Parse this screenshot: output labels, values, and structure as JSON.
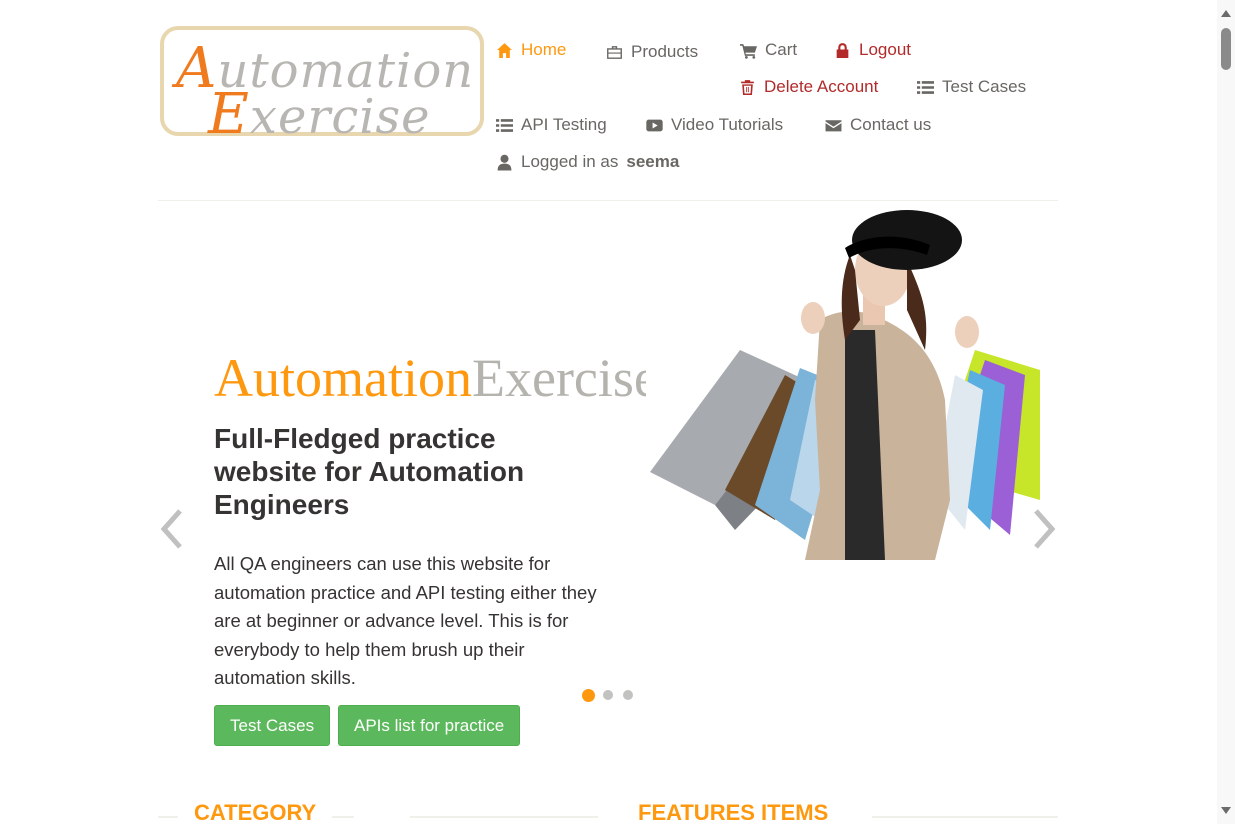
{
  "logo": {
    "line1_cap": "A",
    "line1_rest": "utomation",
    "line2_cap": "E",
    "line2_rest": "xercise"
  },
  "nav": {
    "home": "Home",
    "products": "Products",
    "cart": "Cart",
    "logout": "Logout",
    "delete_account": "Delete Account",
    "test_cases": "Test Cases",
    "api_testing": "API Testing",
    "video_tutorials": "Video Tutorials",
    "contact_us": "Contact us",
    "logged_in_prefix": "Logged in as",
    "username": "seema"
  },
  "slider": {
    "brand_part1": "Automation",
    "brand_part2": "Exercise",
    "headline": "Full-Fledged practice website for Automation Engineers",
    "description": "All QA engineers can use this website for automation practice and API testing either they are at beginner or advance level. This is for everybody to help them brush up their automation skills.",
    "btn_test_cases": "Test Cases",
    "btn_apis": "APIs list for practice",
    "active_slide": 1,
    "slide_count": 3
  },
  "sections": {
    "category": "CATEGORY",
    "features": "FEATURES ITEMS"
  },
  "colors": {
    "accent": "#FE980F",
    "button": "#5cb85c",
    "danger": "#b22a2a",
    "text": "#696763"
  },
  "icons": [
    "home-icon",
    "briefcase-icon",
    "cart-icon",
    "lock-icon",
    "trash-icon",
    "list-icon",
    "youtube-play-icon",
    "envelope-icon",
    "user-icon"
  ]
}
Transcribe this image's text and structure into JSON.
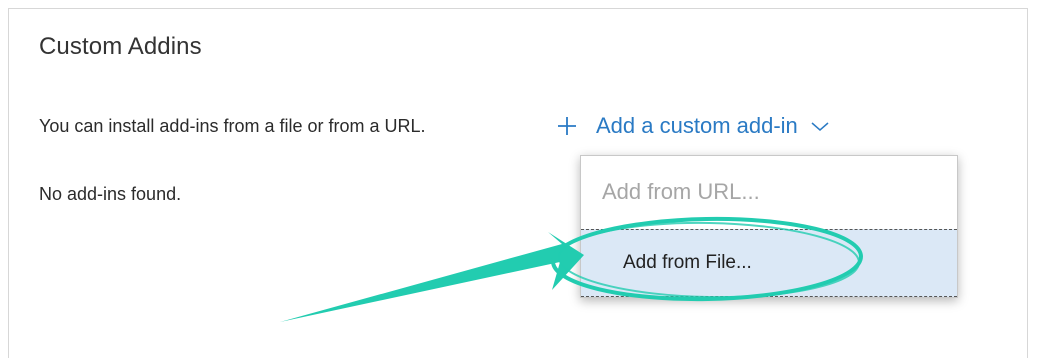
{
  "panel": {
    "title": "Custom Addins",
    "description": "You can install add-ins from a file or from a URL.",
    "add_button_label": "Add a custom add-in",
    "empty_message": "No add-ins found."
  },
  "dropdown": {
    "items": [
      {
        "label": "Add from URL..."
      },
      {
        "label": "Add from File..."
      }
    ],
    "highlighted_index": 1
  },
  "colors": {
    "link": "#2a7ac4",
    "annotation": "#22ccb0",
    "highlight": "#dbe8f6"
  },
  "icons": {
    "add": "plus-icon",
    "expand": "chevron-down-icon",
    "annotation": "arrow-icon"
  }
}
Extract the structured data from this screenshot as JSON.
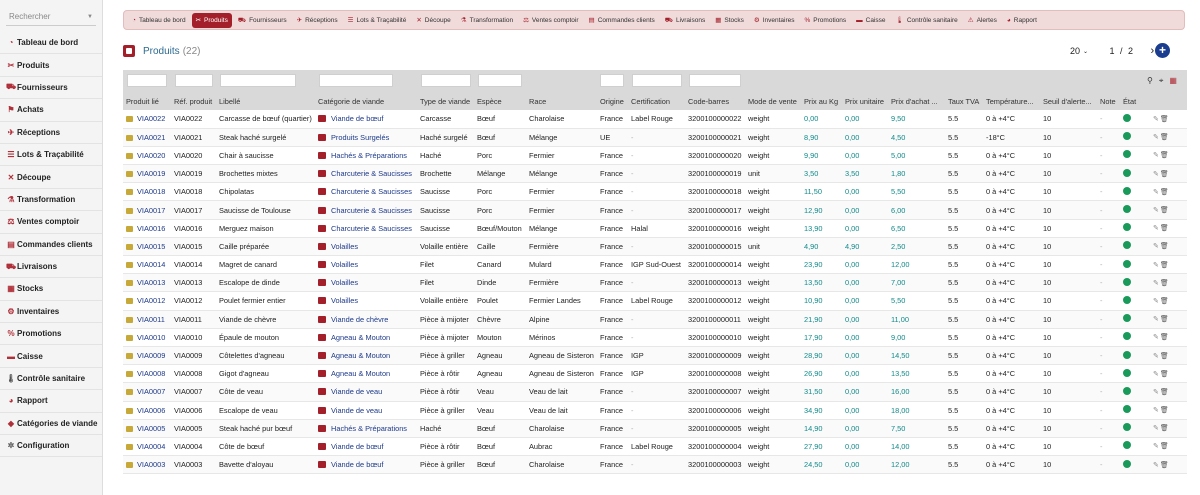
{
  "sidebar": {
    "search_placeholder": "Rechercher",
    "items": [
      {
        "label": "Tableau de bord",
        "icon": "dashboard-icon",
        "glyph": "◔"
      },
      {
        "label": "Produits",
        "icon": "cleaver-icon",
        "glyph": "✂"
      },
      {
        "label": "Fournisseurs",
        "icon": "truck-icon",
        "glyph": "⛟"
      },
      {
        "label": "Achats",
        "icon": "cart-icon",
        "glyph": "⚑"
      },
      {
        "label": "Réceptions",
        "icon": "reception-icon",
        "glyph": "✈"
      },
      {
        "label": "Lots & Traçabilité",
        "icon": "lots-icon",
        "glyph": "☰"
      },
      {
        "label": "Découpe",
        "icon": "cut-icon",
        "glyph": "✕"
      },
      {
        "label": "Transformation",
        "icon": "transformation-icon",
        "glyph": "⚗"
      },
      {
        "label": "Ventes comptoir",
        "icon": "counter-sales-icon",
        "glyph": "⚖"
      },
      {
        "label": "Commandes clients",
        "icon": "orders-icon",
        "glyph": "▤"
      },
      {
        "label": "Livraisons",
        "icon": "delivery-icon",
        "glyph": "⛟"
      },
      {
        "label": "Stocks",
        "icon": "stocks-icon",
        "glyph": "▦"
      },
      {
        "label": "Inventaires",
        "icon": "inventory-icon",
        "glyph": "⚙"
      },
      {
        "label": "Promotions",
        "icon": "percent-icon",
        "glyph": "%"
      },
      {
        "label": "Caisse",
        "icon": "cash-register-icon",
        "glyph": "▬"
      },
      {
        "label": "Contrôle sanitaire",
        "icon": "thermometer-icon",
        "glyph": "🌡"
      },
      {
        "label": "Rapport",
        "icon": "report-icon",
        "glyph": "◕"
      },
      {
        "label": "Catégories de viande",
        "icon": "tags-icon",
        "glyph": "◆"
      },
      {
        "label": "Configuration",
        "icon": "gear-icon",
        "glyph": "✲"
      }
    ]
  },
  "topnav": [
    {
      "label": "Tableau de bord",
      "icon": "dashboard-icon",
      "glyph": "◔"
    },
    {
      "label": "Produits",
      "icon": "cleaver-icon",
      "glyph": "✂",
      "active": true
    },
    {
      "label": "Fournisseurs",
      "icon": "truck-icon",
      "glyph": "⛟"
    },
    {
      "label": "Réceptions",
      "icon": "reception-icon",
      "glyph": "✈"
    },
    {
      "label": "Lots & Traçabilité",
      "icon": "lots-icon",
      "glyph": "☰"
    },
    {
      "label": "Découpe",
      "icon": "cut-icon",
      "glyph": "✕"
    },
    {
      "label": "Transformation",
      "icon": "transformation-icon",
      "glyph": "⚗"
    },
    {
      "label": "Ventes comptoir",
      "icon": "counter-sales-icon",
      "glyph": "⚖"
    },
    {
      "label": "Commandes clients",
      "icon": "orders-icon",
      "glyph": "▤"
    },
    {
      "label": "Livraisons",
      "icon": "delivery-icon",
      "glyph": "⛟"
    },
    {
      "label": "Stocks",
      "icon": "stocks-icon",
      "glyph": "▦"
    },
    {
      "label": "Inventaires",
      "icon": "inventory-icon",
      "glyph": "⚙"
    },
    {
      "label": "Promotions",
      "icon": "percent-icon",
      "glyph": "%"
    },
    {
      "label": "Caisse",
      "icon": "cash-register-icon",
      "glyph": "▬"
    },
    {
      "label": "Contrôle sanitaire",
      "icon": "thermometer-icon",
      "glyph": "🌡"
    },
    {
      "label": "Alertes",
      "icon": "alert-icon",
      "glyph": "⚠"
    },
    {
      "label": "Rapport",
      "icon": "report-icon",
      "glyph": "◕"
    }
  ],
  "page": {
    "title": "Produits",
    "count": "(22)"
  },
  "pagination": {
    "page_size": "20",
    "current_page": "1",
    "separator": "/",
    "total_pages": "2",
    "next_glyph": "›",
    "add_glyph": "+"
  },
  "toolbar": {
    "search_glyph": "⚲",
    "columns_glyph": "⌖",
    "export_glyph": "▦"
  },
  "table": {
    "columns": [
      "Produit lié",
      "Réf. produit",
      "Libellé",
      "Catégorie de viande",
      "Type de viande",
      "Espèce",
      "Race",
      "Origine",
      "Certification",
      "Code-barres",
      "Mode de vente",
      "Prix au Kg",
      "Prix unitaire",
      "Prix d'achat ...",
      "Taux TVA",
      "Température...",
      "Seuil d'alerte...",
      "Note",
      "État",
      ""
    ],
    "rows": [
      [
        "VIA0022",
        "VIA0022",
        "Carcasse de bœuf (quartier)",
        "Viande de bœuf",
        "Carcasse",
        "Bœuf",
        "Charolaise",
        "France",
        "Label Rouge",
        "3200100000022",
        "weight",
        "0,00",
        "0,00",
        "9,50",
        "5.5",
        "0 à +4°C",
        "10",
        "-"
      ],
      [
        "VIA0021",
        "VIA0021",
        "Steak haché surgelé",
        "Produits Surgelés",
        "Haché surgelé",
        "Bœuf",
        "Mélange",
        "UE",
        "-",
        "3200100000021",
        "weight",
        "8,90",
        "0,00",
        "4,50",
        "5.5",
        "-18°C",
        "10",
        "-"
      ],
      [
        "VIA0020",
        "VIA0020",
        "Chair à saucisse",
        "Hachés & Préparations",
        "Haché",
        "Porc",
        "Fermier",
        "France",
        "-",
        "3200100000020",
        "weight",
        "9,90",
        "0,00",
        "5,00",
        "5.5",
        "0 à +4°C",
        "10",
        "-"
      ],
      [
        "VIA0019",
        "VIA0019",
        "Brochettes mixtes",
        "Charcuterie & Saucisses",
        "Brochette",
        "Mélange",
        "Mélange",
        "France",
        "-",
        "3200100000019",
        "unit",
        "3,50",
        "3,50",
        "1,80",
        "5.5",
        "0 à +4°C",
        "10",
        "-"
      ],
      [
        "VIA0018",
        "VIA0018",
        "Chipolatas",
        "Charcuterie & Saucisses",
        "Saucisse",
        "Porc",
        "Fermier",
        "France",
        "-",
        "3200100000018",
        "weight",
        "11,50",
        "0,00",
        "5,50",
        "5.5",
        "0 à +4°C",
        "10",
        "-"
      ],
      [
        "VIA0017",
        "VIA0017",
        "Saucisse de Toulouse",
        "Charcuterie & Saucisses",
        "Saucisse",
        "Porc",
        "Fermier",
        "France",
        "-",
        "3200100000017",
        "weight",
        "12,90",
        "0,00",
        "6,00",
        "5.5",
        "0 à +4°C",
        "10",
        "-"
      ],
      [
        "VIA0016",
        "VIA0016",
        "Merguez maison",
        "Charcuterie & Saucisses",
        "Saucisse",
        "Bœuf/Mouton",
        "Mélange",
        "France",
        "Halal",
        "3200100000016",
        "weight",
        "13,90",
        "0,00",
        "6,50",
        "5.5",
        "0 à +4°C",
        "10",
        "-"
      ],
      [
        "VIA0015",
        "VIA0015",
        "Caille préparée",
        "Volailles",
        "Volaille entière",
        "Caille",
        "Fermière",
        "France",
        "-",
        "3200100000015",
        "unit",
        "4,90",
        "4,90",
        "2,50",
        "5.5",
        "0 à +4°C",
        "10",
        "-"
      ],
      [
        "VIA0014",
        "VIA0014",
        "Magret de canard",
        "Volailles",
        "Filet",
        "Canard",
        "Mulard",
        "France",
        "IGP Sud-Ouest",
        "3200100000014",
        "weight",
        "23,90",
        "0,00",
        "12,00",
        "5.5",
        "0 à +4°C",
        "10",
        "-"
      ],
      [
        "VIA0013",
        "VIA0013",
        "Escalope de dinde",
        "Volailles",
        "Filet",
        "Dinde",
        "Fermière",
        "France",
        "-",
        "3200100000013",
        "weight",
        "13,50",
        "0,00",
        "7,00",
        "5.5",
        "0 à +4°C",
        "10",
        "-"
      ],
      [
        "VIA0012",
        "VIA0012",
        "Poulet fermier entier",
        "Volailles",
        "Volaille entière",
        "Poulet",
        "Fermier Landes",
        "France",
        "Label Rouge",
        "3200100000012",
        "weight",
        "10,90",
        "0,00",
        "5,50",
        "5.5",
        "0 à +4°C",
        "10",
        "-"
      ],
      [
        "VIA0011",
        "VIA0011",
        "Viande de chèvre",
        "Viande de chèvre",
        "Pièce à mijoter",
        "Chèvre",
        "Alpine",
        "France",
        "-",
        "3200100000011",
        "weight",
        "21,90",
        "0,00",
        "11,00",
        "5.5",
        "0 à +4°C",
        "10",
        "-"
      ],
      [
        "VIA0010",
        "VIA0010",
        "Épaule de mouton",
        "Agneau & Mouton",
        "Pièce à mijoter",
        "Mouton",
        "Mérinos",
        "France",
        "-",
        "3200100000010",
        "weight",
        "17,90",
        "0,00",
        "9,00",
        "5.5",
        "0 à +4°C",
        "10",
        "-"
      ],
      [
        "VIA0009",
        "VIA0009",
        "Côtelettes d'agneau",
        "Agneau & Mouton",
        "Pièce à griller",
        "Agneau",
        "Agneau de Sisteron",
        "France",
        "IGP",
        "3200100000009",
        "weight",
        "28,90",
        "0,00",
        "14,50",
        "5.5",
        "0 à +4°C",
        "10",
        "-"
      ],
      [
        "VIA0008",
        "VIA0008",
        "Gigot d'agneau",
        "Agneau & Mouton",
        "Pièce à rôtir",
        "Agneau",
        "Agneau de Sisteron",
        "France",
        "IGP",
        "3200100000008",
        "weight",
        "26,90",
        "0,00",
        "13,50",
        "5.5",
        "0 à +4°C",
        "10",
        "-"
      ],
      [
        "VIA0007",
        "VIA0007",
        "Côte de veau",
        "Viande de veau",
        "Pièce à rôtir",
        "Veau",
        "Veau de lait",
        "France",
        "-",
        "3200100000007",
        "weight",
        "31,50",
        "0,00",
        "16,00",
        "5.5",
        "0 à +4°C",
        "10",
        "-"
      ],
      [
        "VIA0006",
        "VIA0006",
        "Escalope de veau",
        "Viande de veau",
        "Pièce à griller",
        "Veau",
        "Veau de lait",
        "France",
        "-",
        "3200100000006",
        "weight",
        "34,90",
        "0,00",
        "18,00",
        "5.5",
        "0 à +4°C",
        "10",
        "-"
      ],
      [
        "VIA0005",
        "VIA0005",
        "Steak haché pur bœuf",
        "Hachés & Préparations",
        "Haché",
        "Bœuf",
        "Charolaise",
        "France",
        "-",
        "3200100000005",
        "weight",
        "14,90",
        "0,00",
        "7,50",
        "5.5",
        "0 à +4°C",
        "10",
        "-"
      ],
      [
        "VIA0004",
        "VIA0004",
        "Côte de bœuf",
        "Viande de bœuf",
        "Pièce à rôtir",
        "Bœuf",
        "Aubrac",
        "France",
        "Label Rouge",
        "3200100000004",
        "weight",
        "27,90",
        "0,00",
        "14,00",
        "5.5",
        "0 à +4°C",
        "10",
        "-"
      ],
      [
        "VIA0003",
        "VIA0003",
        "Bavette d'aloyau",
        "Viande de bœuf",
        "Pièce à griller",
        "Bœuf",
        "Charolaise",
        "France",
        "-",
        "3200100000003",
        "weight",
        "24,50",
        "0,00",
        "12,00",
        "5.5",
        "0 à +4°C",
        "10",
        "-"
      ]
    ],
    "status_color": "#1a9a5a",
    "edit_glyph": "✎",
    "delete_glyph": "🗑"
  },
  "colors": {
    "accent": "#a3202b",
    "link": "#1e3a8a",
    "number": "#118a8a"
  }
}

-------

▶ TASK STATEMENT: Pull every line holding "JSON" out of the records.

▶ CORRECT OUTPUT:
Parse this screenshot: output labels, values, and structure as JSON.
Transcribe this image's text and structure into JSON.
Extract the structured data from this screenshot as JSON.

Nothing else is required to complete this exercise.